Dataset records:
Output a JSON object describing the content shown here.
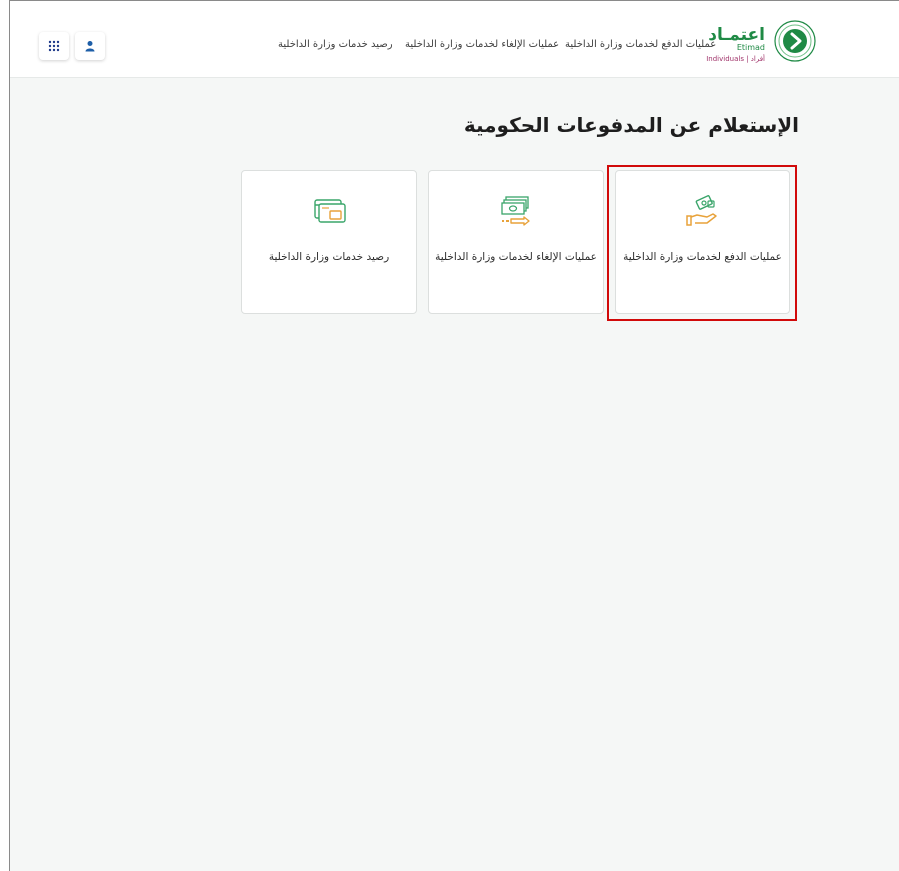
{
  "header": {
    "logo": {
      "name_ar": "اعتمـاد",
      "name_en": "Etimad",
      "sub": "Individuals | أفراد"
    },
    "nav": [
      "عمليات الدفع لخدمات وزارة الداخلية",
      "عمليات الإلغاء لخدمات وزارة الداخلية",
      "رصيد خدمات وزارة الداخلية"
    ],
    "apps_icon": "grid-icon",
    "user_icon": "user-icon"
  },
  "main": {
    "title": "الإستعلام عن المدفوعات الحكومية",
    "cards": [
      {
        "label": "عمليات الدفع لخدمات وزارة الداخلية",
        "icon": "hand-money-icon"
      },
      {
        "label": "عمليات الإلغاء لخدمات وزارة الداخلية",
        "icon": "cash-refund-icon"
      },
      {
        "label": "رصيد خدمات وزارة الداخلية",
        "icon": "card-balance-icon"
      }
    ]
  },
  "colors": {
    "brand_green": "#1f8a45",
    "accent_purple": "#a0336a",
    "highlight_red": "#d10a0a",
    "icon_green": "#3aa56a",
    "icon_orange": "#e8a23a"
  }
}
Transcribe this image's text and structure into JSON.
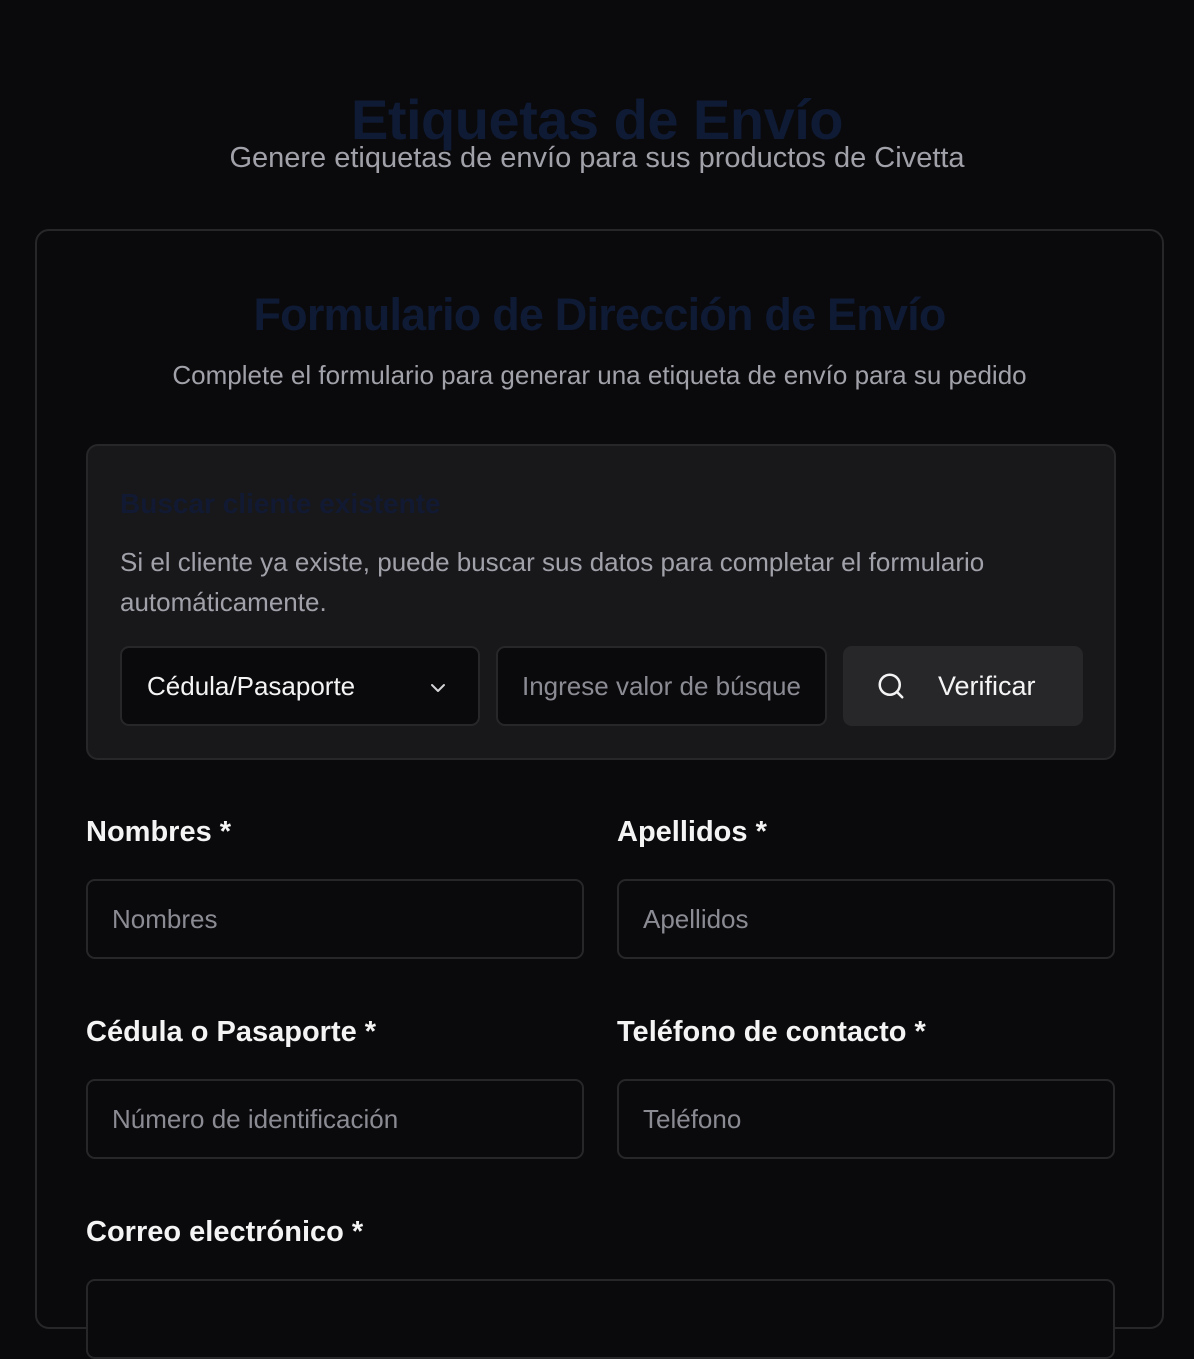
{
  "header": {
    "title": "Etiquetas de Envío",
    "subtitle": "Genere etiquetas de envío para sus productos de Civetta"
  },
  "card": {
    "title": "Formulario de Dirección de Envío",
    "description": "Complete el formulario para generar una etiqueta de envío para su pedido"
  },
  "search": {
    "title": "Buscar cliente existente",
    "description": "Si el cliente ya existe, puede buscar sus datos para completar el formulario automáticamente.",
    "select_value": "Cédula/Pasaporte",
    "input_placeholder": "Ingrese valor de búsqueda",
    "button_label": "Verificar",
    "button_icon": "search-icon"
  },
  "fields": {
    "nombres": {
      "label": "Nombres *",
      "placeholder": "Nombres"
    },
    "apellidos": {
      "label": "Apellidos *",
      "placeholder": "Apellidos"
    },
    "cedula": {
      "label": "Cédula o Pasaporte *",
      "placeholder": "Número de identificación"
    },
    "telefono": {
      "label": "Teléfono de contacto *",
      "placeholder": "Teléfono"
    },
    "correo": {
      "label": "Correo electrónico *",
      "placeholder": ""
    }
  },
  "colors": {
    "background": "#0a0a0c",
    "panel": "#18181b",
    "border": "#27272a",
    "muted_text": "#a1a1aa",
    "title_dark_blue": "#0f1a35"
  }
}
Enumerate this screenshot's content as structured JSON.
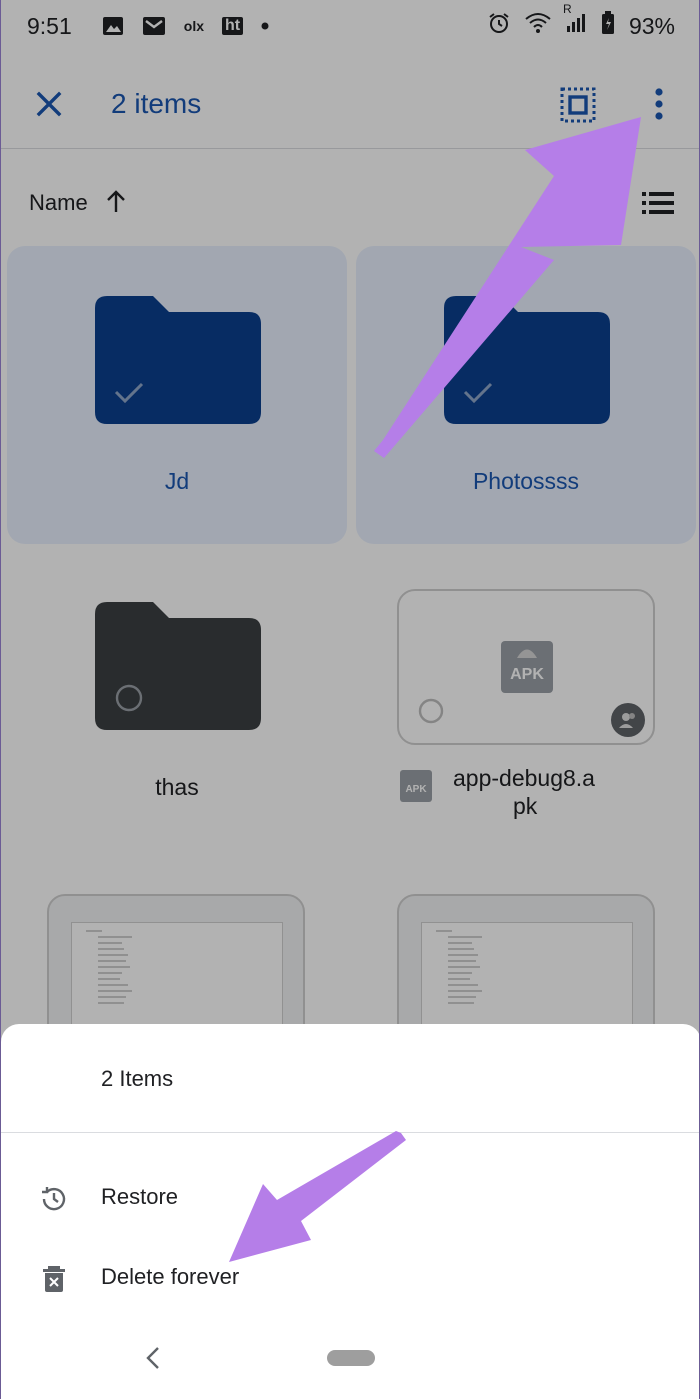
{
  "status_bar": {
    "time": "9:51",
    "battery": "93%",
    "carrier_tag": "ht",
    "olx_tag": "olx",
    "roaming_tag": "R"
  },
  "app_bar": {
    "title": "2 items",
    "close_icon": "close-icon",
    "select_all_icon": "select-all-icon",
    "more_icon": "more-vert-icon",
    "accent_color": "#1a56b0"
  },
  "sort": {
    "label": "Name",
    "direction_icon": "arrow-up-icon",
    "view_icon": "list-view-icon"
  },
  "grid": {
    "items": [
      {
        "name": "Jd",
        "type": "folder",
        "selected": true
      },
      {
        "name": "Photossss",
        "type": "folder",
        "selected": true
      },
      {
        "name": "thas",
        "type": "folder",
        "selected": false
      },
      {
        "name_line1": "app-debug8.a",
        "name_line2": "pk",
        "type": "apk",
        "thumb_label": "APK",
        "file_label": "APK",
        "selected": false
      }
    ]
  },
  "sheet": {
    "title": "2 Items",
    "items": [
      {
        "label": "Restore",
        "icon": "restore-history-icon"
      },
      {
        "label": "Delete forever",
        "icon": "delete-forever-icon"
      }
    ]
  },
  "colors": {
    "selected_card": "#e8f0fe",
    "folder_selected": "#0b3f8f",
    "folder_plain": "#3c4043",
    "annotation_arrow": "#b57ee8"
  }
}
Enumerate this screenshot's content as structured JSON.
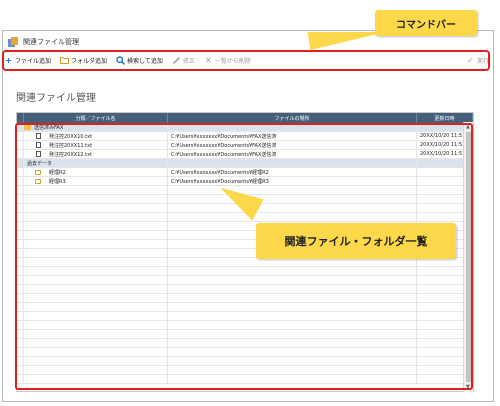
{
  "window": {
    "title": "関連ファイル管理"
  },
  "toolbar": {
    "items": [
      {
        "label": "ファイル追加",
        "icon": "plus-icon",
        "enabled": true
      },
      {
        "label": "フォルダ追加",
        "icon": "folder-icon",
        "enabled": true
      },
      {
        "label": "検索して追加",
        "icon": "search-icon",
        "enabled": true
      },
      {
        "label": "修正",
        "icon": "pencil-icon",
        "enabled": false
      },
      {
        "label": "一覧から削除",
        "icon": "x-icon",
        "enabled": false
      }
    ],
    "execute_label": "実行"
  },
  "callouts": {
    "command_bar": "コマンドバー",
    "list": "関連ファイル・フォルダ一覧"
  },
  "page_title": "関連ファイル管理",
  "grid": {
    "columns": [
      "分類／ファイル名",
      "ファイルの場所",
      "更新日時"
    ],
    "rows": [
      {
        "type": "group",
        "name": "送信済みFAX",
        "path": "",
        "date": ""
      },
      {
        "type": "file",
        "name": "発注控20XX10.txt",
        "path": "C:¥Users¥xxxxxxx¥Documents¥FAX送信済",
        "date": "20XX/10/20 11:51:11"
      },
      {
        "type": "file",
        "name": "発注控20XX11.txt",
        "path": "C:¥Users¥xxxxxxx¥Documents¥FAX送信済",
        "date": "20XX/10/20 11:51:11"
      },
      {
        "type": "file",
        "name": "発注控20XX12.txt",
        "path": "C:¥Users¥xxxxxxx¥Documents¥FAX送信済",
        "date": "20XX/10/20 11:51:11"
      },
      {
        "type": "group",
        "name": "過去データ",
        "path": "",
        "date": ""
      },
      {
        "type": "folder",
        "name": "経理R2",
        "path": "C:¥Users¥xxxxxxx¥Documents¥経理R2",
        "date": ""
      },
      {
        "type": "folder",
        "name": "経理R3",
        "path": "C:¥Users¥xxxxxxx¥Documents¥経理R3",
        "date": ""
      }
    ]
  }
}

▶ Problem to work on: From the entries above, pull out each line that includes "Pasaporte".

▶ Expected answer:
    "select_value": "Cédula/Pasaporte",
      "label": "Cédula o Pasaporte *",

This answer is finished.